▶ _Exercise description_:
Identify and pull out each line of the entries in which "TMRpcm" occurs.

▶ _Record excerpts_:
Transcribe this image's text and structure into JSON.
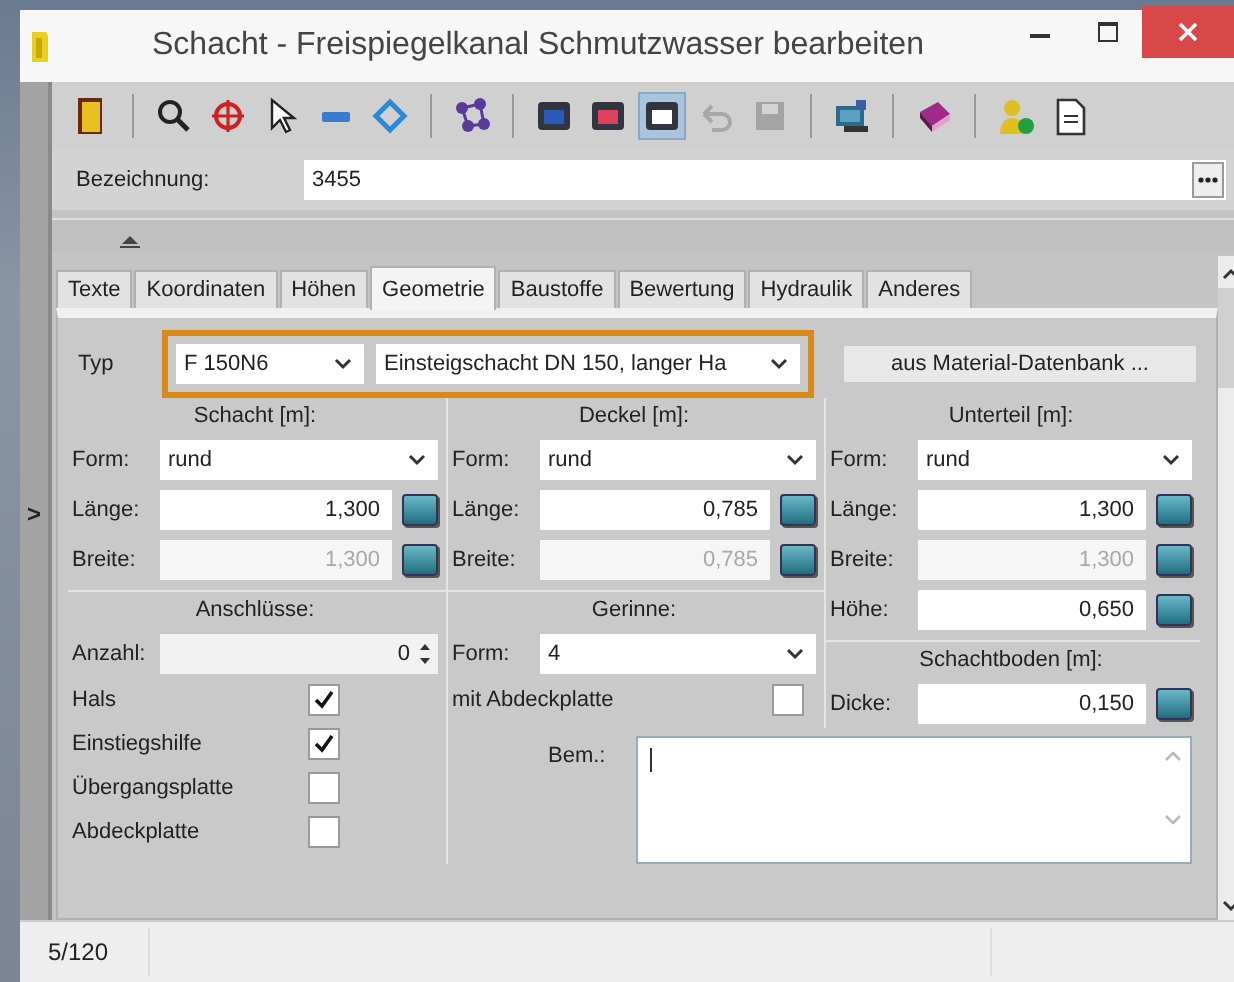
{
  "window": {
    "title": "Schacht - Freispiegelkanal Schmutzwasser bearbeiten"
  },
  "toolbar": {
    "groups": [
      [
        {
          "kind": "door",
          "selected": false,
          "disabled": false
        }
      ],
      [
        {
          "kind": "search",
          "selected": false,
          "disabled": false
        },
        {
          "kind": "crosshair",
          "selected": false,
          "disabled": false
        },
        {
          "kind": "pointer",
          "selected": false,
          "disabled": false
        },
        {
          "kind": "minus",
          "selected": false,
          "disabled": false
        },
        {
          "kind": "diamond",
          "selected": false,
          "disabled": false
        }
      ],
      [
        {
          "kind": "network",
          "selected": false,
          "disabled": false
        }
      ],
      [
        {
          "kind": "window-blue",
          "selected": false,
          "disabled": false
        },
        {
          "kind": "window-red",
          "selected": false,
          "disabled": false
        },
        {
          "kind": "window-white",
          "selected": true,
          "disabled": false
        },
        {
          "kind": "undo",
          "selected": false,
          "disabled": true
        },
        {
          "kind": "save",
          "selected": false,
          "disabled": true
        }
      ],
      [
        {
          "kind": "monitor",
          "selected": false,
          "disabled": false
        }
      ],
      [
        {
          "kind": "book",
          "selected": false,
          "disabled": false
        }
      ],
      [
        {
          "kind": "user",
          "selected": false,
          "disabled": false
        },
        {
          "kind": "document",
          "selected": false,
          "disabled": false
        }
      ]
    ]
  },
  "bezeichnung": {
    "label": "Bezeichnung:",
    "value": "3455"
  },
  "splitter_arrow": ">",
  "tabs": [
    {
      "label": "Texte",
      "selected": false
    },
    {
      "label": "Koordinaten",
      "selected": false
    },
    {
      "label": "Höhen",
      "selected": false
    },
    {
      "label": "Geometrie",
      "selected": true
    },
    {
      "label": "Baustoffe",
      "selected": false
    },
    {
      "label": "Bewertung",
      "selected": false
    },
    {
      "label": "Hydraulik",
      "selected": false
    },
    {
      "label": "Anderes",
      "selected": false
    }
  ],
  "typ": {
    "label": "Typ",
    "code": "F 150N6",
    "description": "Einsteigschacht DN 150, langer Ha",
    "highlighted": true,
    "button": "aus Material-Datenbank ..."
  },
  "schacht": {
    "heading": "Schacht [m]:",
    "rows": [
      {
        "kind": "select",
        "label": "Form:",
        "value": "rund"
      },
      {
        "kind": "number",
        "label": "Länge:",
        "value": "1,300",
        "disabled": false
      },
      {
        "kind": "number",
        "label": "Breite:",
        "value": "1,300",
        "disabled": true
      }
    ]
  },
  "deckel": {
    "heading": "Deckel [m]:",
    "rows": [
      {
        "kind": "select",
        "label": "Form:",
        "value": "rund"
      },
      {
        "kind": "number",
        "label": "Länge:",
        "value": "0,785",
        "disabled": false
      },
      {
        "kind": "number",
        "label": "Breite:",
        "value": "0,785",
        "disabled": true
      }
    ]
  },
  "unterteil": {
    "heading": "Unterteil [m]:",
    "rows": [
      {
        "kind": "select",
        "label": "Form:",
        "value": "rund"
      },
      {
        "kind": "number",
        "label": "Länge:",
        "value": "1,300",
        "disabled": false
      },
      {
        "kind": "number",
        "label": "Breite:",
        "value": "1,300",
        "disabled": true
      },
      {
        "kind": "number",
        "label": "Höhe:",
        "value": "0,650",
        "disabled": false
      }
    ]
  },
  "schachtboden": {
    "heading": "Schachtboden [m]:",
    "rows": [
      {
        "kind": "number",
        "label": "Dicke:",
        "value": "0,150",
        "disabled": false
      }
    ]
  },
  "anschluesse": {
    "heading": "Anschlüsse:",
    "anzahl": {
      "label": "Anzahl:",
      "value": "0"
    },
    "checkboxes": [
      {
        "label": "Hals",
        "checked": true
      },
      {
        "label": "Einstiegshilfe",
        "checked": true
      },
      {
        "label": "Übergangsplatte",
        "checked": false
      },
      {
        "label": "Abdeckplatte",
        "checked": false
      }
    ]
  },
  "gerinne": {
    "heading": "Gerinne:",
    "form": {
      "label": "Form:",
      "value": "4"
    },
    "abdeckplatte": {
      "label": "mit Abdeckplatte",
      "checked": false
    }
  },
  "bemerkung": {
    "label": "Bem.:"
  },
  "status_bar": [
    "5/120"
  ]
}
---
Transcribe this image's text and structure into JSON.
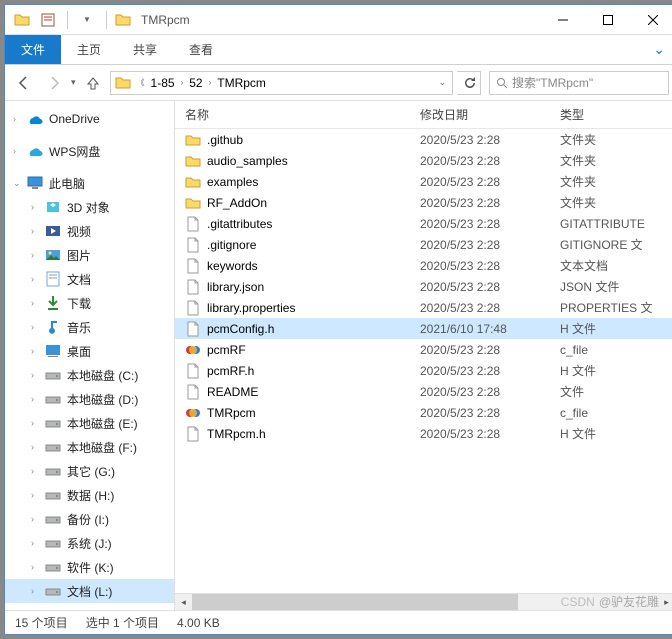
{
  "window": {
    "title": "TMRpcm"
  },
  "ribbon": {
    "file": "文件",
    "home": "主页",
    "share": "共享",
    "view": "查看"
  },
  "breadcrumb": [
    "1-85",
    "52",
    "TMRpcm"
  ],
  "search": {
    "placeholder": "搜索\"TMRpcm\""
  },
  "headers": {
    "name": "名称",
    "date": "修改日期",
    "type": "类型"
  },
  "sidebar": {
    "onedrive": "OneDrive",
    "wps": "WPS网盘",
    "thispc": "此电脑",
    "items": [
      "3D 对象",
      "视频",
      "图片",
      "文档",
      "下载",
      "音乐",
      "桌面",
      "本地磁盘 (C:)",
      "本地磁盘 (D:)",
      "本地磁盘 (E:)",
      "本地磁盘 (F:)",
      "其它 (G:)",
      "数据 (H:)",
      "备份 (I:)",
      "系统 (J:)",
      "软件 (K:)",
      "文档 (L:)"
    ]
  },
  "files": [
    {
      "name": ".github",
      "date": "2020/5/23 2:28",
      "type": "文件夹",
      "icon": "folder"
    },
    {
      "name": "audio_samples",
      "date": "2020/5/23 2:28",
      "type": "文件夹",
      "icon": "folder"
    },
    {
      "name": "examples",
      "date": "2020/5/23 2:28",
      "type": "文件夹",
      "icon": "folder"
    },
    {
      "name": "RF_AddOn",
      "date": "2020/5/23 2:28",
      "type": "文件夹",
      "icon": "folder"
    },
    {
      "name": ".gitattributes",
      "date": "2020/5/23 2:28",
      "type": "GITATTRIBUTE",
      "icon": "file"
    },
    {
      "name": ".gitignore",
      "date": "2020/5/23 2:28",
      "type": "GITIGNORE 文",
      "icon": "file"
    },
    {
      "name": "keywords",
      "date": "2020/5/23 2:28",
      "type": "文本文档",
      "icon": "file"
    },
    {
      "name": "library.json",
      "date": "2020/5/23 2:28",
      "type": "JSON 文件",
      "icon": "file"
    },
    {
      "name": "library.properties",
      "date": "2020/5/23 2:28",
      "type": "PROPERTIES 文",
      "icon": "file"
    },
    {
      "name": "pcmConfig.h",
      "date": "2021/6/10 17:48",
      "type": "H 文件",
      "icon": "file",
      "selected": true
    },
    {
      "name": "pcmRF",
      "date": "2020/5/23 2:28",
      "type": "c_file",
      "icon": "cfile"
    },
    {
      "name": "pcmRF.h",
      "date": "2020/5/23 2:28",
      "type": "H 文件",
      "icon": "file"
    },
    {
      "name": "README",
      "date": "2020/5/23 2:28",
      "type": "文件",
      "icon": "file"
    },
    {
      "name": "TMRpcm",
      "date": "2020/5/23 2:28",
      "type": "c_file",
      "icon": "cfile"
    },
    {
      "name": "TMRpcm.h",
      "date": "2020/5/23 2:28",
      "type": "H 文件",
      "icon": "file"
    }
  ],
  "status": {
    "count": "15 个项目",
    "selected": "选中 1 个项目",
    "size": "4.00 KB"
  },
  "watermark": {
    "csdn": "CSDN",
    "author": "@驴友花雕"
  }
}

▶ _Response to the exercise_:
    "title": "TMRpcm"
    "TMRpcm"
    "placeholder": "搜索\"TMRpcm\""
      "name": "TMRpcm",
      "name": "TMRpcm.h",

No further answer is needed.